** Start Supplied data **
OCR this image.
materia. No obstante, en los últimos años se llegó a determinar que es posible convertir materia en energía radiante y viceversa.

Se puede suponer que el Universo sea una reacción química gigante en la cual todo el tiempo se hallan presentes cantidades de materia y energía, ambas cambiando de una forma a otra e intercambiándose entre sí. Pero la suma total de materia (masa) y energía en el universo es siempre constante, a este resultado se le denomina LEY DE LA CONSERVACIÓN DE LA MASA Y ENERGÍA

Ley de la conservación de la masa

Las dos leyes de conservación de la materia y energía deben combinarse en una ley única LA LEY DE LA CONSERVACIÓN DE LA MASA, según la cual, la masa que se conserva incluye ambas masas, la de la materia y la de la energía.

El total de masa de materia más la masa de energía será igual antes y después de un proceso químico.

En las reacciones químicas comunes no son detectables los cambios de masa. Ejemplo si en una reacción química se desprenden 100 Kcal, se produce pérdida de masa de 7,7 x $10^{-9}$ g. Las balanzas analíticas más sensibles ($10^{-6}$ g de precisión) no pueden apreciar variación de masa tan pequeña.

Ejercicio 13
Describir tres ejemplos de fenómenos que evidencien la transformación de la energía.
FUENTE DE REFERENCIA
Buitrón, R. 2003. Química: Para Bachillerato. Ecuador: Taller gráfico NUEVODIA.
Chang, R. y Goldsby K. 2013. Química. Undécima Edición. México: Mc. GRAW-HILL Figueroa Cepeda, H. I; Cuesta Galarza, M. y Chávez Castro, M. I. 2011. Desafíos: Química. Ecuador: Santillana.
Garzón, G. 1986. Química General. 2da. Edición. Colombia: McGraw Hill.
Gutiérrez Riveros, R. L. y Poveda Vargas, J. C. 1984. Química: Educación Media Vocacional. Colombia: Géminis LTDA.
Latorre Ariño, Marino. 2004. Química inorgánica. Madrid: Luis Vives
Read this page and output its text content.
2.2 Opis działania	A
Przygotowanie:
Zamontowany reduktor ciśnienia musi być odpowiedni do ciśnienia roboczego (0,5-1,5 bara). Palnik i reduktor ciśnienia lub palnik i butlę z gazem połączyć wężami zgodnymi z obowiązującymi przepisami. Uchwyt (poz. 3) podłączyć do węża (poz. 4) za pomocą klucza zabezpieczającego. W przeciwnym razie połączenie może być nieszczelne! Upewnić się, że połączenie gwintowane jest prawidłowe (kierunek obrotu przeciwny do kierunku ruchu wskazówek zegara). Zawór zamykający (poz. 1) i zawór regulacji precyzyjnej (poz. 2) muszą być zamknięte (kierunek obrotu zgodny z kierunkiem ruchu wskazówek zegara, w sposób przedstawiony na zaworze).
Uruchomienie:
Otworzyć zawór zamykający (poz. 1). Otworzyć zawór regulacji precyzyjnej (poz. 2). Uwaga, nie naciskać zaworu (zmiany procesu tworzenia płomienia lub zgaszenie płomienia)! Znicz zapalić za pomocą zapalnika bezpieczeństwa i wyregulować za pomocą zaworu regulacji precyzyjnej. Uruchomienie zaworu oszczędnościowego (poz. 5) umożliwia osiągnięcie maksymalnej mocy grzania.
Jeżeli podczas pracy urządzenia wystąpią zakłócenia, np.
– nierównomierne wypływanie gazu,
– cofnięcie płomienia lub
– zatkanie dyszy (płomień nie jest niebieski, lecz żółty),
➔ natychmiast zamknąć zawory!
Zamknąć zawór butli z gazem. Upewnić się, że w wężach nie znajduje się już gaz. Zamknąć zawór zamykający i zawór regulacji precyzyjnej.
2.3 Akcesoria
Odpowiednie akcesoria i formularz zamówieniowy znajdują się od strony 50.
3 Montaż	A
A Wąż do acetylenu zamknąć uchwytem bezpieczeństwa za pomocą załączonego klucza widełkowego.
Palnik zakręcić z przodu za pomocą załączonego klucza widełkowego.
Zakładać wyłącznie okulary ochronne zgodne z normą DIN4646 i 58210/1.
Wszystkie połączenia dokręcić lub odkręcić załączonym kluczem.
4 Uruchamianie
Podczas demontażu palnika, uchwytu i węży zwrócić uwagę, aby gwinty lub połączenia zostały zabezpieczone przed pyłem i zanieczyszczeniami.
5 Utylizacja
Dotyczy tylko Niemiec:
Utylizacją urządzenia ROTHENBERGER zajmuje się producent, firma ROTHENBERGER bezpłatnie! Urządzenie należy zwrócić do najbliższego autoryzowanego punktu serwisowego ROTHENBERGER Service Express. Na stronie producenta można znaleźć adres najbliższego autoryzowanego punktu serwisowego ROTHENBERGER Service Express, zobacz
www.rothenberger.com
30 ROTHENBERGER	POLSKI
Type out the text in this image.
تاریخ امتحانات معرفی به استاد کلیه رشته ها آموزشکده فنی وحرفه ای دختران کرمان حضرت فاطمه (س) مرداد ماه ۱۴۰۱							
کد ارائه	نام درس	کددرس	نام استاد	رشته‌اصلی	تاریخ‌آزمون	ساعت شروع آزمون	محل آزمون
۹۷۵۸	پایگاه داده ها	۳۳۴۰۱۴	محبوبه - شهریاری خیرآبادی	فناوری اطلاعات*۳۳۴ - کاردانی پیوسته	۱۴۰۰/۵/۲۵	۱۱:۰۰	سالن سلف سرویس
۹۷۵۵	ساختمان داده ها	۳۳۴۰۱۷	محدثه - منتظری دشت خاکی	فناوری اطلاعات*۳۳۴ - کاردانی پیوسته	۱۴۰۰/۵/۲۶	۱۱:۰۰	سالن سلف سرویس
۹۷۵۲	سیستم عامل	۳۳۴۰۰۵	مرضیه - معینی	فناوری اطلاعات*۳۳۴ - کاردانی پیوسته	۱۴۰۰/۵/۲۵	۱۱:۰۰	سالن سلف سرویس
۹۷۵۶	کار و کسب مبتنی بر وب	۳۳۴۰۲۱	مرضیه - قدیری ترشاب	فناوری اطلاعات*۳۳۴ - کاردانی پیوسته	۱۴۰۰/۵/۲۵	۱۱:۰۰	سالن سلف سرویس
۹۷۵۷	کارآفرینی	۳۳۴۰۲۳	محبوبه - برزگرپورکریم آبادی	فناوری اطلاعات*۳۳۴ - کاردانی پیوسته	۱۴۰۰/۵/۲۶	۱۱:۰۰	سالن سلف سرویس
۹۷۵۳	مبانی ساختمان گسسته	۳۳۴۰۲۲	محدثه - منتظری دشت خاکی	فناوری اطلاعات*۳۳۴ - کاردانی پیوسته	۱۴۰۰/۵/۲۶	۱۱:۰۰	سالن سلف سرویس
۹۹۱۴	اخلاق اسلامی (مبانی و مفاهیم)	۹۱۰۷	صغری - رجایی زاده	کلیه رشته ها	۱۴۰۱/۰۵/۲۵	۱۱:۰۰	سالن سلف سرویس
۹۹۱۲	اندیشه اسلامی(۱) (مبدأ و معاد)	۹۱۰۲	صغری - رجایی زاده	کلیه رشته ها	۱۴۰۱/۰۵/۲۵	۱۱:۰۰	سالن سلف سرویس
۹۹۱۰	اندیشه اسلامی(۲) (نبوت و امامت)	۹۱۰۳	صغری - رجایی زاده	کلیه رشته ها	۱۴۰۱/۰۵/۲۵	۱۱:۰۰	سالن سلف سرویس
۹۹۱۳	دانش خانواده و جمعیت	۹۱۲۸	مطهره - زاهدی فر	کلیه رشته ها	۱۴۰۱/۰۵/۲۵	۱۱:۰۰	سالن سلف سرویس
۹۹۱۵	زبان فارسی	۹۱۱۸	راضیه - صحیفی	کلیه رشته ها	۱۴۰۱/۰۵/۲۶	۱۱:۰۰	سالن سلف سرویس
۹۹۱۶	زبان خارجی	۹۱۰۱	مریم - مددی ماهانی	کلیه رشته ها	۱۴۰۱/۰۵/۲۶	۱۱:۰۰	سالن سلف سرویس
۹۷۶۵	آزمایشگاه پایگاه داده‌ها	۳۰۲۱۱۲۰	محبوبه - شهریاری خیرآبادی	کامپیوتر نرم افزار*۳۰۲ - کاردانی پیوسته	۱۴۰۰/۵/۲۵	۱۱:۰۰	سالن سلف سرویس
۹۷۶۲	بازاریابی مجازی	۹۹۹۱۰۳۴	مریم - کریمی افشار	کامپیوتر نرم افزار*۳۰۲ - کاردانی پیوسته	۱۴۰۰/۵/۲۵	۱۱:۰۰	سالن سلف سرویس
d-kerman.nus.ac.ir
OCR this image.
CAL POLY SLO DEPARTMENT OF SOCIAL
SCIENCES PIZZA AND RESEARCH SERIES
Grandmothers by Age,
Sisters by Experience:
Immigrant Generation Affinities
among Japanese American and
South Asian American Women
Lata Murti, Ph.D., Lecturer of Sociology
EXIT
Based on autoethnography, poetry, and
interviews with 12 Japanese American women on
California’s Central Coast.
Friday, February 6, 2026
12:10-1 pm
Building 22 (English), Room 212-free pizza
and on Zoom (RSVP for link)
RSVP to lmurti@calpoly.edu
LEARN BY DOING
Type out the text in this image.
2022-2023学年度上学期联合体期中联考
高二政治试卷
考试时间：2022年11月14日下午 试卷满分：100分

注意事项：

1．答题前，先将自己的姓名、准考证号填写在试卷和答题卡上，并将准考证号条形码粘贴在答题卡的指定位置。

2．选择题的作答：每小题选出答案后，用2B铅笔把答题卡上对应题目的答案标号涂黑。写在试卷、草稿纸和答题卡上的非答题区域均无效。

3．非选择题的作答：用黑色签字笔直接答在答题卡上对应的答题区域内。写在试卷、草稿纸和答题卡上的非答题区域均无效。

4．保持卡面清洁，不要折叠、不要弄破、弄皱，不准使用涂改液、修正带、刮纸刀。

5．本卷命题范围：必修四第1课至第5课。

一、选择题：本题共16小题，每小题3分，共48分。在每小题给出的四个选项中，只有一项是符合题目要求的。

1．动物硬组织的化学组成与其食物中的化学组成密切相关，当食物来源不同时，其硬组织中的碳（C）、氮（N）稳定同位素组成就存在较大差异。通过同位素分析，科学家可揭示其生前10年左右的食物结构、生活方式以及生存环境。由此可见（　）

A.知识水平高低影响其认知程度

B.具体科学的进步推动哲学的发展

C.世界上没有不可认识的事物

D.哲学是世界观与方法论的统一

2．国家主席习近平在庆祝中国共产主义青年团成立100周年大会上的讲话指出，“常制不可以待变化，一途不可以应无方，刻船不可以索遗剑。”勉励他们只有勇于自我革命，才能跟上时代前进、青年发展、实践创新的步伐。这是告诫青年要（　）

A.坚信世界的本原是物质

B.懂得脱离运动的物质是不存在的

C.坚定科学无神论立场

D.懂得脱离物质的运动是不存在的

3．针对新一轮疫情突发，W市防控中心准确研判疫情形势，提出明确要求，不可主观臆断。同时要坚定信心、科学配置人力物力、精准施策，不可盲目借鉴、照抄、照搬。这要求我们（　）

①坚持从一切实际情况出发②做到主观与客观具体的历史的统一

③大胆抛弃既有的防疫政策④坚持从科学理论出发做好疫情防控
** End Supplied data **
Gather every line from the entries above where the word "total" appears, and copy them.

Exercise answer:
Se puede suponer que el Universo sea una reacción química gigante en la cual todo el tiempo se hallan presentes cantidades de materia y energía, ambas cambiando de una forma a otra e intercambiándose entre sí. Pero la suma total de materia (masa) y energía en el universo es siempre constante, a este resultado se le denomina LEY DE LA CONSERVACIÓN DE LA MASA Y ENERGÍA
El total de masa de materia más la masa de energía será igual antes y después de un proceso químico.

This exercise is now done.